### Things to do
a. In the forum thread, on what devices does the writer want to make the VM project practical?
b. Please rewrite the forum thread from "Small RAM footprint, efficiency, etc..." up to and including "greatest gamer's rig.", replacing "gamer's rig" with "workstation".
c. Summarize the forum thread in two sentences.

### Text passage
::::
Not what I was talking about.
Server farms are usually unmonitorred. Some servers have a keyboard and monitor
mounted in the rack, some are attached from a trolley, some are remotely
administerred. For the most part however they churn away without any people
connecting to a telnet, ssh, or serial port.

And yet, people who use stuff like build farms end up logging into machines
all the time.

I think the difference is, you're really happy to view the latest and newest
and best things as the entire world, and I'm used to having to care about
stuff that isn't like that.

There's a reason that screen and tmux exist and are actively maintained, and
it's not that no one uses command line tools remotely anymore.

-s
 
B

BGB

Small RAM footprint, efficiency, etc... *ARE* still important today and
always will be. Not trying to attain such things, when one can, is just
plain laziness on the programmer's part.

Not every C program that is written is destined to be run on the latest
and greatest gamer's rig.

yeah...

and, my projects, although relatively "lean" by modern PC standards,
will still have to have their memory footprint somewhat shaved down to
really be practical, say, on Android devices (me starting a new personal
project of trying to port some of my VM stuff, ... to work on Android).
::::
### Raw data
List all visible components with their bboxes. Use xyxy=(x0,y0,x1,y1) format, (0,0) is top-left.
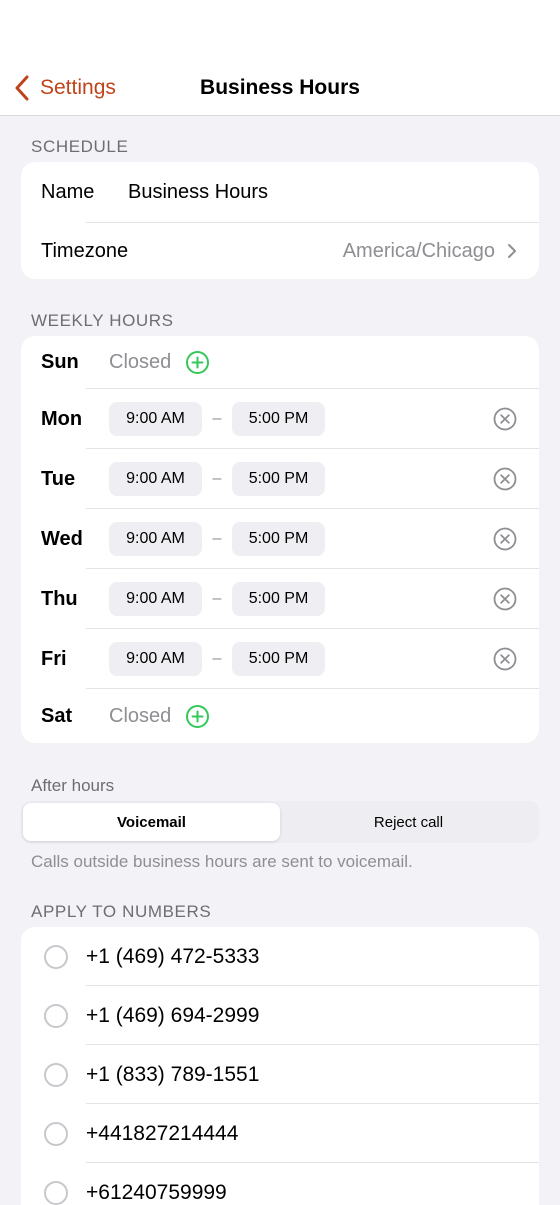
::::
### Solutions per task
a. Android devices.

b.
Small RAM footprint, efficiency, etc... *ARE* still important today and
always will be. Not trying to attain such things, when one can, is just
plain laziness on the programmer's part.

Not every C program that is written is destined to be run on the latest
and greatest workstation.

c. Server farms mostly run unattended, yet people who use build farms log into machines all the time, and screen and tmux are still maintained because command line tools are still used remotely. The thread also holds that a small RAM footprint and efficiency remain important, since even a relatively lean project must have its memory footprint shaved down to be practical on Android devices.